WORK REQUIRED: Of all the lines in this data, how many include "magmas"? Respond with the number only.

EXTRACTED MATERIAL:

>> START

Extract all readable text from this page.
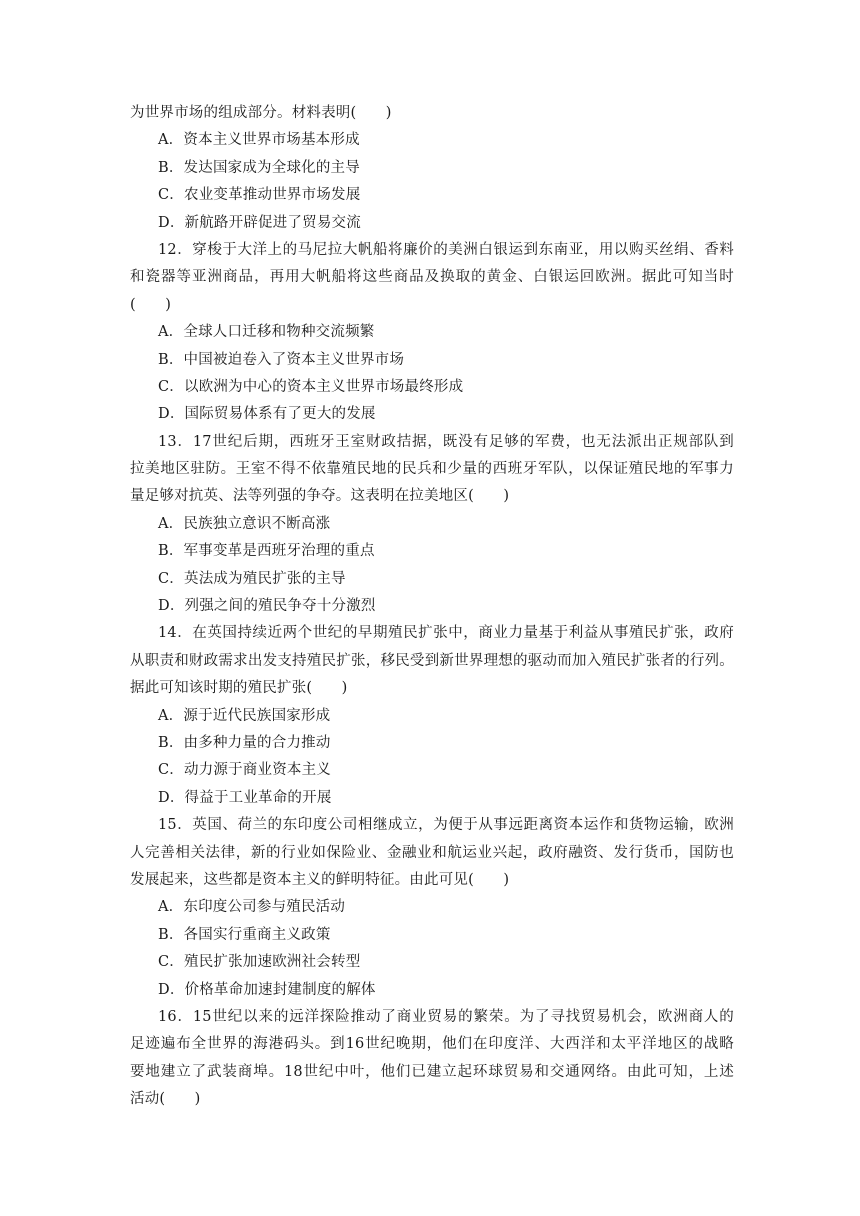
为世界市场的组成部分。材料表明(　　)
A．资本主义世界市场基本形成
B．发达国家成为全球化的主导
C．农业变革推动世界市场发展
D．新航路开辟促进了贸易交流
12．穿梭于大洋上的马尼拉大帆船将廉价的美洲白银运到东南亚，用以购买丝绢、香料
和瓷器等亚洲商品，再用大帆船将这些商品及换取的黄金、白银运回欧洲。据此可知当时
(　　)
A．全球人口迁移和物种交流频繁
B．中国被迫卷入了资本主义世界市场
C．以欧洲为中心的资本主义世界市场最终形成
D．国际贸易体系有了更大的发展
13．17世纪后期，西班牙王室财政拮据，既没有足够的军费，也无法派出正规部队到
拉美地区驻防。王室不得不依靠殖民地的民兵和少量的西班牙军队，以保证殖民地的军事力
量足够对抗英、法等列强的争夺。这表明在拉美地区(　　)
A．民族独立意识不断高涨
B．军事变革是西班牙治理的重点
C．英法成为殖民扩张的主导
D．列强之间的殖民争夺十分激烈
14．在英国持续近两个世纪的早期殖民扩张中，商业力量基于利益从事殖民扩张，政府
从职责和财政需求出发支持殖民扩张，移民受到新世界理想的驱动而加入殖民扩张者的行列。
据此可知该时期的殖民扩张(　　)
A．源于近代民族国家形成
B．由多种力量的合力推动
C．动力源于商业资本主义
D．得益于工业革命的开展
15．英国、荷兰的东印度公司相继成立，为便于从事远距离资本运作和货物运输，欧洲
人完善相关法律，新的行业如保险业、金融业和航运业兴起，政府融资、发行货币，国防也
发展起来，这些都是资本主义的鲜明特征。由此可见(　　)
A．东印度公司参与殖民活动
B．各国实行重商主义政策
C．殖民扩张加速欧洲社会转型
D．价格革命加速封建制度的解体
16．15世纪以来的远洋探险推动了商业贸易的繁荣。为了寻找贸易机会，欧洲商人的
足迹遍布全世界的海港码头。到16世纪晚期，他们在印度洋、大西洋和太平洋地区的战略
要地建立了武装商埠。18世纪中叶，他们已建立起环球贸易和交通网络。由此可知，上述
活动(　　)
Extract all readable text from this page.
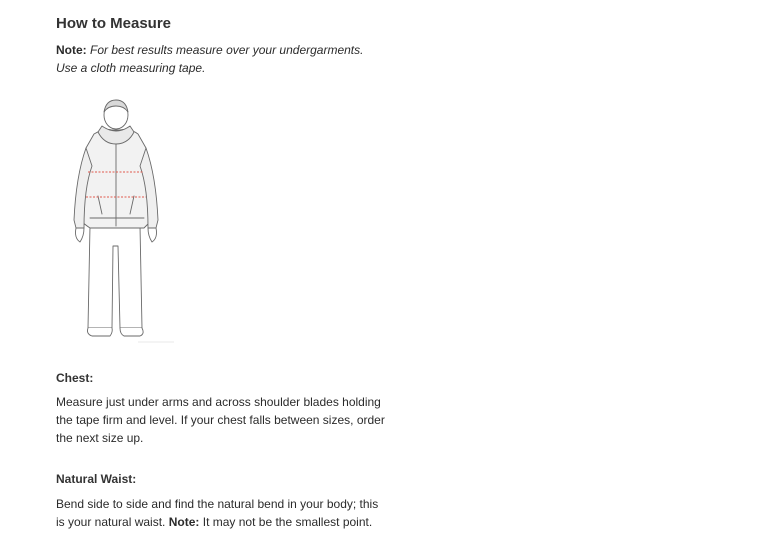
How to Measure
Note: For best results measure over your undergarments. Use a cloth measuring tape.
Chest:
Measure just under arms and across shoulder blades holding the tape firm and level. If your chest falls between sizes, order the next size up.
Natural Waist:
Bend side to side and find the natural bend in your body; this is your natural waist. Note: It may not be the smallest point.
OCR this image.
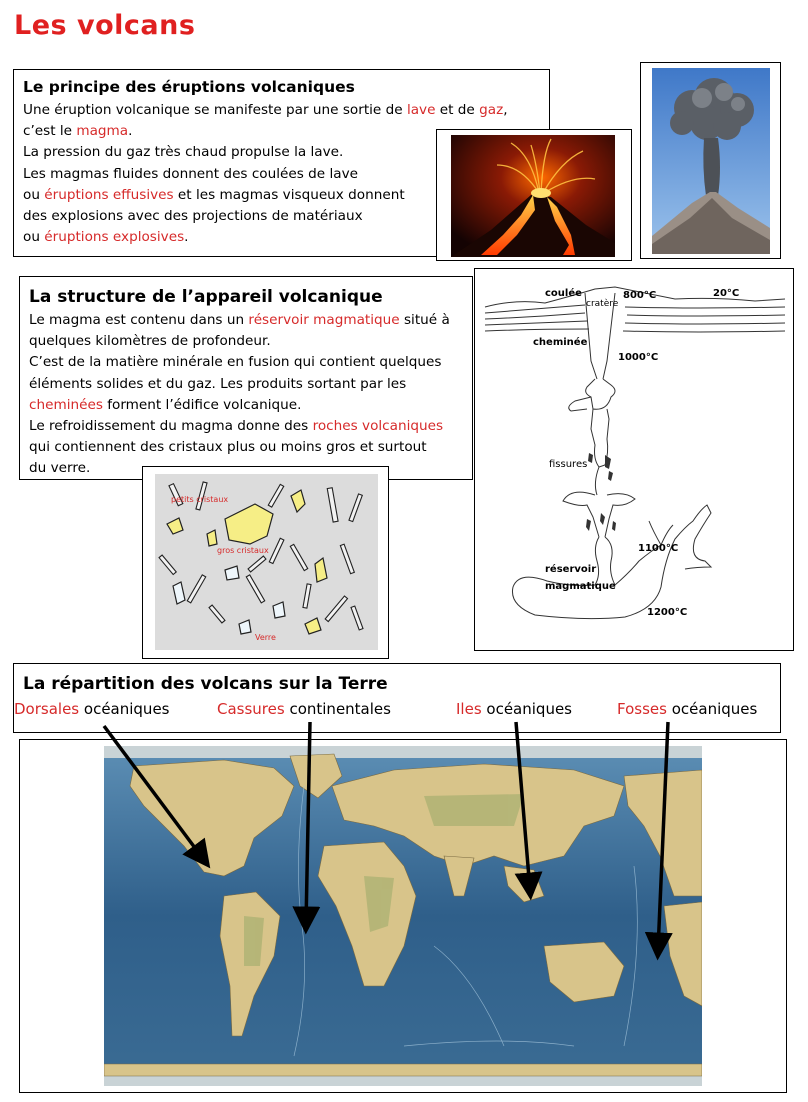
Les volcans
Le principe des éruptions volcaniques
Une éruption volcanique se manifeste par une sortie de lave et de gaz,
c’est le magma.
La pression du gaz très chaud propulse la lave.
Les magmas fluides donnent des coulées de lave
ou éruptions effusives et les magmas visqueux donnent
des explosions avec des projections de matériaux
ou éruptions explosives.
La structure de l’appareil volcanique
Le magma est contenu dans un réservoir magmatique situé à
quelques kilomètres de profondeur.
C’est de la matière minérale en fusion qui contient quelques
éléments solides et du gaz. Les produits sortant par les
cheminées forment l’édifice volcanique.
Le refroidissement du magma donne des roches volcaniques
qui contiennent des cristaux plus ou moins gros et surtout
du verre.
petits cristaux
gros cristaux
Verre
coulée
cratère
800°C	20°C
cheminée
1000°C
fissures
1100°C
réservoir
magmatique
1200°C
La répartition des volcans sur la Terre
Dorsales océaniques	Cassures continentales	Iles océaniques	Fosses océaniques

>> END

RESPONSE: 2